TASK INSTRUCTIONS: Transcribe the entries below exactly.

ENTRIES SUPPLIED:

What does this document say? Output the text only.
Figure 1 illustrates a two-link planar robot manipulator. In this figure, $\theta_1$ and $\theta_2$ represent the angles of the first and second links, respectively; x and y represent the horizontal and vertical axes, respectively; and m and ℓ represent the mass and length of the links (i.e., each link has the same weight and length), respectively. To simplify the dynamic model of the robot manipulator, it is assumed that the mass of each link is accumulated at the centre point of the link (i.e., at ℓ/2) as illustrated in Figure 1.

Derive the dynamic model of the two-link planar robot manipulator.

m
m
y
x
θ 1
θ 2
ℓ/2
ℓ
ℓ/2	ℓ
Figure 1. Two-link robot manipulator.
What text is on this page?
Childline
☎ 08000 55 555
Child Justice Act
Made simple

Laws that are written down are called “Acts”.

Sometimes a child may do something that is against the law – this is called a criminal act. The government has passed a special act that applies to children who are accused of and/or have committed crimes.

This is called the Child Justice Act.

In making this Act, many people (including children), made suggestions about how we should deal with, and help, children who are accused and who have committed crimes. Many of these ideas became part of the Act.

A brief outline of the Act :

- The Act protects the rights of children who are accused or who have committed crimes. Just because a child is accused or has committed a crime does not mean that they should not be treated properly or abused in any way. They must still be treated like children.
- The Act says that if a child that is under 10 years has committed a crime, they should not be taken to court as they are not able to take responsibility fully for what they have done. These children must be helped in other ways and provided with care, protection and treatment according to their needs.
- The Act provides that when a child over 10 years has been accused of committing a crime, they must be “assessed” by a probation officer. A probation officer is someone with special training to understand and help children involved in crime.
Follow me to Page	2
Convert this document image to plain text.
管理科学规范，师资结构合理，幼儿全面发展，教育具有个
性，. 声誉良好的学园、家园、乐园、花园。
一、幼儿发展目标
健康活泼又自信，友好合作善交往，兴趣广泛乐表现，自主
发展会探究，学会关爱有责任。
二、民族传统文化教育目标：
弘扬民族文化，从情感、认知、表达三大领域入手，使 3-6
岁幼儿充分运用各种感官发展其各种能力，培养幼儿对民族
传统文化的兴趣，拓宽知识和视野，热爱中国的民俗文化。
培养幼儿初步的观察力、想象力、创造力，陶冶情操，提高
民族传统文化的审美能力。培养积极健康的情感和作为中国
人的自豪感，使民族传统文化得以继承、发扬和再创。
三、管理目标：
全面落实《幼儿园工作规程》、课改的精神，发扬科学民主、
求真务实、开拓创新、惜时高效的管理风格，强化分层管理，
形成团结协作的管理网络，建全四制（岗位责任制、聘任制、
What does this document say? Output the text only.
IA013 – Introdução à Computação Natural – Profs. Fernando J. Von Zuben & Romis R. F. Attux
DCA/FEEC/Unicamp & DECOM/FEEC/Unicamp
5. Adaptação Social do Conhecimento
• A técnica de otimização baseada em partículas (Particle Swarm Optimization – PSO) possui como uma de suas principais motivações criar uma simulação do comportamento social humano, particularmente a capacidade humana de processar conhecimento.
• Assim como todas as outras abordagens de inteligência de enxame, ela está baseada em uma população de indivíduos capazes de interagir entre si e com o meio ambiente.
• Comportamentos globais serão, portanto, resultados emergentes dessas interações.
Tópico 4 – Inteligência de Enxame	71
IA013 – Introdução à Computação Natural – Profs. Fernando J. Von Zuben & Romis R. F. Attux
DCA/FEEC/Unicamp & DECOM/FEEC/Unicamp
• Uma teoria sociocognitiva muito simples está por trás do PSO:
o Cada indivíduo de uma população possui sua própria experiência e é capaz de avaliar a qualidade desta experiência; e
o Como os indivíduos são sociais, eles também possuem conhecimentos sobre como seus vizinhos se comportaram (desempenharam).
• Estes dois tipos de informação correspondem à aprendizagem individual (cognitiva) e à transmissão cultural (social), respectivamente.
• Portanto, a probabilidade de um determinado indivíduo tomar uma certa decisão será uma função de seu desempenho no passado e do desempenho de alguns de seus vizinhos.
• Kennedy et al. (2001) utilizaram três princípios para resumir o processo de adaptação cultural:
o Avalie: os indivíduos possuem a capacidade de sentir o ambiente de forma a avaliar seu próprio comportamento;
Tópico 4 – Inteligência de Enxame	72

THE OUTPUT:
What does this document say? Output the text only.
Figure 1 illustrates a two-link planar robot manipulator. In this figure, $\theta_1$ and $\theta_2$ represent the angles of the first and second links, respectively; x and y represent the horizontal and vertical axes, respectively; and m and ℓ represent the mass and length of the links (i.e., each link has the same weight and length), respectively. To simplify the dynamic model of the robot manipulator, it is assumed that the mass of each link is accumulated at the centre point of the link (i.e., at ℓ/2) as illustrated in Figure 1.

Derive the dynamic model of the two-link planar robot manipulator.

m
m
y
x
θ 1
θ 2
ℓ/2
ℓ
ℓ/2	ℓ
Figure 1. Two-link robot manipulator.
What text is on this page?
Childline
☎ 08000 55 555
Child Justice Act
Made simple

Laws that are written down are called “Acts”.

Sometimes a child may do something that is against the law – this is called a criminal act. The government has passed a special act that applies to children who are accused of and/or have committed crimes.

This is called the Child Justice Act.

In making this Act, many people (including children), made suggestions about how we should deal with, and help, children who are accused and who have committed crimes. Many of these ideas became part of the Act.

A brief outline of the Act :

- The Act protects the rights of children who are accused or who have committed crimes. Just because a child is accused or has committed a crime does not mean that they should not be treated properly or abused in any way. They must still be treated like children.
- The Act says that if a child that is under 10 years has committed a crime, they should not be taken to court as they are not able to take responsibility fully for what they have done. These children must be helped in other ways and provided with care, protection and treatment according to their needs.
- The Act provides that when a child over 10 years has been accused of committing a crime, they must be “assessed” by a probation officer. A probation officer is someone with special training to understand and help children involved in crime.
Follow me to Page	2
Convert this document image to plain text.
管理科学规范，师资结构合理，幼儿全面发展，教育具有个
性，. 声誉良好的学园、家园、乐园、花园。
一、幼儿发展目标
健康活泼又自信，友好合作善交往，兴趣广泛乐表现，自主
发展会探究，学会关爱有责任。
二、民族传统文化教育目标：
弘扬民族文化，从情感、认知、表达三大领域入手，使 3-6
岁幼儿充分运用各种感官发展其各种能力，培养幼儿对民族
传统文化的兴趣，拓宽知识和视野，热爱中国的民俗文化。
培养幼儿初步的观察力、想象力、创造力，陶冶情操，提高
民族传统文化的审美能力。培养积极健康的情感和作为中国
人的自豪感，使民族传统文化得以继承、发扬和再创。
三、管理目标：
全面落实《幼儿园工作规程》、课改的精神，发扬科学民主、
求真务实、开拓创新、惜时高效的管理风格，强化分层管理，
形成团结协作的管理网络，建全四制（岗位责任制、聘任制、
What does this document say? Output the text only.
IA013 – Introdução à Computação Natural – Profs. Fernando J. Von Zuben & Romis R. F. Attux
DCA/FEEC/Unicamp & DECOM/FEEC/Unicamp
5. Adaptação Social do Conhecimento
• A técnica de otimização baseada em partículas (Particle Swarm Optimization – PSO) possui como uma de suas principais motivações criar uma simulação do comportamento social humano, particularmente a capacidade humana de processar conhecimento.
• Assim como todas as outras abordagens de inteligência de enxame, ela está baseada em uma população de indivíduos capazes de interagir entre si e com o meio ambiente.
• Comportamentos globais serão, portanto, resultados emergentes dessas interações.
Tópico 4 – Inteligência de Enxame	71
IA013 – Introdução à Computação Natural – Profs. Fernando J. Von Zuben & Romis R. F. Attux
DCA/FEEC/Unicamp & DECOM/FEEC/Unicamp
• Uma teoria sociocognitiva muito simples está por trás do PSO:
o Cada indivíduo de uma população possui sua própria experiência e é capaz de avaliar a qualidade desta experiência; e
o Como os indivíduos são sociais, eles também possuem conhecimentos sobre como seus vizinhos se comportaram (desempenharam).
• Estes dois tipos de informação correspondem à aprendizagem individual (cognitiva) e à transmissão cultural (social), respectivamente.
• Portanto, a probabilidade de um determinado indivíduo tomar uma certa decisão será uma função de seu desempenho no passado e do desempenho de alguns de seus vizinhos.
• Kennedy et al. (2001) utilizaram três princípios para resumir o processo de adaptação cultural:
o Avalie: os indivíduos possuem a capacidade de sentir o ambiente de forma a avaliar seu próprio comportamento;
Tópico 4 – Inteligência de Enxame	72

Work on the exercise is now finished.